[WRITTEN INSTRUCTION]: Could you print all the entries exactly?

[TASK INPUTS]:
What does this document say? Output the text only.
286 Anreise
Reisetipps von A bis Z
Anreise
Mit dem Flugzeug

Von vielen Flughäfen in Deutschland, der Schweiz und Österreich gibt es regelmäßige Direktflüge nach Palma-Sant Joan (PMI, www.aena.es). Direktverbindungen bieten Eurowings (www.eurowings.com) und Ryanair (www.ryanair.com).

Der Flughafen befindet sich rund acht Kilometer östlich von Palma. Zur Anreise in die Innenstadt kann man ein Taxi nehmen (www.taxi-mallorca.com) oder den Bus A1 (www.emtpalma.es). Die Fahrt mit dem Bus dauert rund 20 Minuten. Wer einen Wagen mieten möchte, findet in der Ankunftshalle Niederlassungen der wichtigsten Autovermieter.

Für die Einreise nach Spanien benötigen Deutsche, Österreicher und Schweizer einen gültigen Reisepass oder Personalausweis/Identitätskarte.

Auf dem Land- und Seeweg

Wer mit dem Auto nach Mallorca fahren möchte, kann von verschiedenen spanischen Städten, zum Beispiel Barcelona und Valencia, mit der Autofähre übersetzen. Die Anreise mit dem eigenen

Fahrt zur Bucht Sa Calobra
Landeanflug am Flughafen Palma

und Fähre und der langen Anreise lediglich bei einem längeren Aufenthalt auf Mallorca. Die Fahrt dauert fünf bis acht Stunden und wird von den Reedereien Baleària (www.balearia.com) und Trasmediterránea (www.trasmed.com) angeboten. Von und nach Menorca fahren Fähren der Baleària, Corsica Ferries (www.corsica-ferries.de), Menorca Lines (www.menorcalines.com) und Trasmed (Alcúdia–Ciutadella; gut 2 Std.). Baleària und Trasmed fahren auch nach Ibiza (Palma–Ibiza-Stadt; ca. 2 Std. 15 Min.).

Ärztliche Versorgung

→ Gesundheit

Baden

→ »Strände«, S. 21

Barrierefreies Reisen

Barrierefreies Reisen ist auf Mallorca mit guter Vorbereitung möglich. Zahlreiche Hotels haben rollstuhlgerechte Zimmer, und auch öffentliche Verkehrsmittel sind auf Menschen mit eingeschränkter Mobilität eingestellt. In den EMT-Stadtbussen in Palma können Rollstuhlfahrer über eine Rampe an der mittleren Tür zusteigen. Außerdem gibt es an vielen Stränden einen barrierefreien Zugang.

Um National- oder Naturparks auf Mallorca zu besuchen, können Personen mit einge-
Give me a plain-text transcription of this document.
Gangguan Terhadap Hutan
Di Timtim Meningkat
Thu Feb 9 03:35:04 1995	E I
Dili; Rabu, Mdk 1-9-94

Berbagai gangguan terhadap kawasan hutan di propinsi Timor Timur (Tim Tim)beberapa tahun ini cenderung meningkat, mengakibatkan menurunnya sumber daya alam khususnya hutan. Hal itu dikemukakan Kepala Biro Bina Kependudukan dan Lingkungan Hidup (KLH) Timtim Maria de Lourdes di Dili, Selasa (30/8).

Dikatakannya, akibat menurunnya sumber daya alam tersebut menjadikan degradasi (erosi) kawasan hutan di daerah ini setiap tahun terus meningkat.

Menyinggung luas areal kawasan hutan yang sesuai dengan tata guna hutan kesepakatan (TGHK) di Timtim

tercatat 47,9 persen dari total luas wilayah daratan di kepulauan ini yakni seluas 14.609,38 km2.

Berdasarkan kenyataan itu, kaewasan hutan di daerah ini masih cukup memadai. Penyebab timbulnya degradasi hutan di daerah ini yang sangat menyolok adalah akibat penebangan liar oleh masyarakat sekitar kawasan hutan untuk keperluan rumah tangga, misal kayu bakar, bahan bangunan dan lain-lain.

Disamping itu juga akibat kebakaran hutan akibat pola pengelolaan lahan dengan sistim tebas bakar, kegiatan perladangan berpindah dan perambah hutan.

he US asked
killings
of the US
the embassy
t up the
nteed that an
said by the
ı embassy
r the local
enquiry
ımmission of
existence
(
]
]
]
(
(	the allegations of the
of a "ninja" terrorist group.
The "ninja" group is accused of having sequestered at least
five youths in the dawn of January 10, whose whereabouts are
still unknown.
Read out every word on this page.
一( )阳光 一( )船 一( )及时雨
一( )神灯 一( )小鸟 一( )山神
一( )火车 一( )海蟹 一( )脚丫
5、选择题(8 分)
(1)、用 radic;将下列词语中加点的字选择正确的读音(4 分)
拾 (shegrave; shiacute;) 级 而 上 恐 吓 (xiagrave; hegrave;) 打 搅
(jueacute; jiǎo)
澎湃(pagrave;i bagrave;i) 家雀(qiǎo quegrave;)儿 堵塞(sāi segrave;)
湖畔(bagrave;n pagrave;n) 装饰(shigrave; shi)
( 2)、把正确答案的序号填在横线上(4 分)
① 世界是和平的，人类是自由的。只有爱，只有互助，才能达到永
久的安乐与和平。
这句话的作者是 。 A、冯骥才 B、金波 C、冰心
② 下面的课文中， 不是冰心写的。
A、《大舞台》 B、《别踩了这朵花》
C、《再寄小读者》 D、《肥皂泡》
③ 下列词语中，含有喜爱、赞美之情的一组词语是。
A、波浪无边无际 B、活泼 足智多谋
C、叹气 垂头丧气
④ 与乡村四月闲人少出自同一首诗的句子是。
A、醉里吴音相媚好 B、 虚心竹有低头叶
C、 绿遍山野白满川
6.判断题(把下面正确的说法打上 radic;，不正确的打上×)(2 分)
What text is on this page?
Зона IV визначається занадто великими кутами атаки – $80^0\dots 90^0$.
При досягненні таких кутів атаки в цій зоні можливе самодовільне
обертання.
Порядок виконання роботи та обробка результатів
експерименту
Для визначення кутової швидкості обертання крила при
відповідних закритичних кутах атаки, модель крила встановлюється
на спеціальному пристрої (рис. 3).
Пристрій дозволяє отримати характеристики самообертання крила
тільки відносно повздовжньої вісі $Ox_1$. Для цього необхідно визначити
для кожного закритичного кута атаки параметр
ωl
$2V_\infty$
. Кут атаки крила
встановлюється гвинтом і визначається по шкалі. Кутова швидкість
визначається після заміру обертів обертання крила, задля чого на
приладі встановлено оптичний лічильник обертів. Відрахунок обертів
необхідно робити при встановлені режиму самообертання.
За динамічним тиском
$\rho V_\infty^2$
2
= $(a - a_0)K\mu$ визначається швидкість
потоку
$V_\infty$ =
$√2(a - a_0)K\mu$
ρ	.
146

[FINAL RESULT]:
What does this document say? Output the text only.
286 Anreise
Reisetipps von A bis Z
Anreise
Mit dem Flugzeug

Von vielen Flughäfen in Deutschland, der Schweiz und Österreich gibt es regelmäßige Direktflüge nach Palma-Sant Joan (PMI, www.aena.es). Direktverbindungen bieten Eurowings (www.eurowings.com) und Ryanair (www.ryanair.com).

Der Flughafen befindet sich rund acht Kilometer östlich von Palma. Zur Anreise in die Innenstadt kann man ein Taxi nehmen (www.taxi-mallorca.com) oder den Bus A1 (www.emtpalma.es). Die Fahrt mit dem Bus dauert rund 20 Minuten. Wer einen Wagen mieten möchte, findet in der Ankunftshalle Niederlassungen der wichtigsten Autovermieter.

Für die Einreise nach Spanien benötigen Deutsche, Österreicher und Schweizer einen gültigen Reisepass oder Personalausweis/Identitätskarte.

Auf dem Land- und Seeweg

Wer mit dem Auto nach Mallorca fahren möchte, kann von verschiedenen spanischen Städten, zum Beispiel Barcelona und Valencia, mit der Autofähre übersetzen. Die Anreise mit dem eigenen

Fahrt zur Bucht Sa Calobra
Landeanflug am Flughafen Palma

und Fähre und der langen Anreise lediglich bei einem längeren Aufenthalt auf Mallorca. Die Fahrt dauert fünf bis acht Stunden und wird von den Reedereien Baleària (www.balearia.com) und Trasmediterránea (www.trasmed.com) angeboten. Von und nach Menorca fahren Fähren der Baleària, Corsica Ferries (www.corsica-ferries.de), Menorca Lines (www.menorcalines.com) und Trasmed (Alcúdia–Ciutadella; gut 2 Std.). Baleària und Trasmed fahren auch nach Ibiza (Palma–Ibiza-Stadt; ca. 2 Std. 15 Min.).

Ärztliche Versorgung

→ Gesundheit

Baden

→ »Strände«, S. 21

Barrierefreies Reisen

Barrierefreies Reisen ist auf Mallorca mit guter Vorbereitung möglich. Zahlreiche Hotels haben rollstuhlgerechte Zimmer, und auch öffentliche Verkehrsmittel sind auf Menschen mit eingeschränkter Mobilität eingestellt. In den EMT-Stadtbussen in Palma können Rollstuhlfahrer über eine Rampe an der mittleren Tür zusteigen. Außerdem gibt es an vielen Stränden einen barrierefreien Zugang.

Um National- oder Naturparks auf Mallorca zu besuchen, können Personen mit einge-
Give me a plain-text transcription of this document.
Gangguan Terhadap Hutan
Di Timtim Meningkat
Thu Feb 9 03:35:04 1995	E I
Dili; Rabu, Mdk 1-9-94

Berbagai gangguan terhadap kawasan hutan di propinsi Timor Timur (Tim Tim)beberapa tahun ini cenderung meningkat, mengakibatkan menurunnya sumber daya alam khususnya hutan. Hal itu dikemukakan Kepala Biro Bina Kependudukan dan Lingkungan Hidup (KLH) Timtim Maria de Lourdes di Dili, Selasa (30/8).

Dikatakannya, akibat menurunnya sumber daya alam tersebut menjadikan degradasi (erosi) kawasan hutan di daerah ini setiap tahun terus meningkat.

Menyinggung luas areal kawasan hutan yang sesuai dengan tata guna hutan kesepakatan (TGHK) di Timtim

tercatat 47,9 persen dari total luas wilayah daratan di kepulauan ini yakni seluas 14.609,38 km2.

Berdasarkan kenyataan itu, kaewasan hutan di daerah ini masih cukup memadai. Penyebab timbulnya degradasi hutan di daerah ini yang sangat menyolok adalah akibat penebangan liar oleh masyarakat sekitar kawasan hutan untuk keperluan rumah tangga, misal kayu bakar, bahan bangunan dan lain-lain.

Disamping itu juga akibat kebakaran hutan akibat pola pengelolaan lahan dengan sistim tebas bakar, kegiatan perladangan berpindah dan perambah hutan.

he US asked
killings
of the US
the embassy
t up the
nteed that an
said by the
ı embassy
r the local
enquiry
ımmission of
existence
(
]
]
]
(
(	the allegations of the
of a "ninja" terrorist group.
The "ninja" group is accused of having sequestered at least
five youths in the dawn of January 10, whose whereabouts are
still unknown.
Read out every word on this page.
一( )阳光 一( )船 一( )及时雨
一( )神灯 一( )小鸟 一( )山神
一( )火车 一( )海蟹 一( )脚丫
5、选择题(8 分)
(1)、用 radic;将下列词语中加点的字选择正确的读音(4 分)
拾 (shegrave; shiacute;) 级 而 上 恐 吓 (xiagrave; hegrave;) 打 搅
(jueacute; jiǎo)
澎湃(pagrave;i bagrave;i) 家雀(qiǎo quegrave;)儿 堵塞(sāi segrave;)
湖畔(bagrave;n pagrave;n) 装饰(shigrave; shi)
( 2)、把正确答案的序号填在横线上(4 分)
① 世界是和平的，人类是自由的。只有爱，只有互助，才能达到永
久的安乐与和平。
这句话的作者是 。 A、冯骥才 B、金波 C、冰心
② 下面的课文中， 不是冰心写的。
A、《大舞台》 B、《别踩了这朵花》
C、《再寄小读者》 D、《肥皂泡》
③ 下列词语中，含有喜爱、赞美之情的一组词语是。
A、波浪无边无际 B、活泼 足智多谋
C、叹气 垂头丧气
④ 与乡村四月闲人少出自同一首诗的句子是。
A、醉里吴音相媚好 B、 虚心竹有低头叶
C、 绿遍山野白满川
6.判断题(把下面正确的说法打上 radic;，不正确的打上×)(2 分)
What text is on this page?
Зона IV визначається занадто великими кутами атаки – $80^0\dots 90^0$.
При досягненні таких кутів атаки в цій зоні можливе самодовільне
обертання.
Порядок виконання роботи та обробка результатів
експерименту
Для визначення кутової швидкості обертання крила при
відповідних закритичних кутах атаки, модель крила встановлюється
на спеціальному пристрої (рис. 3).
Пристрій дозволяє отримати характеристики самообертання крила
тільки відносно повздовжньої вісі $Ox_1$. Для цього необхідно визначити
для кожного закритичного кута атаки параметр
ωl
$2V_\infty$
. Кут атаки крила
встановлюється гвинтом і визначається по шкалі. Кутова швидкість
визначається після заміру обертів обертання крила, задля чого на
приладі встановлено оптичний лічильник обертів. Відрахунок обертів
необхідно робити при встановлені режиму самообертання.
За динамічним тиском
$\rho V_\infty^2$
2
= $(a - a_0)K\mu$ визначається швидкість
потоку
$V_\infty$ =
$√2(a - a_0)K\mu$
ρ	.
146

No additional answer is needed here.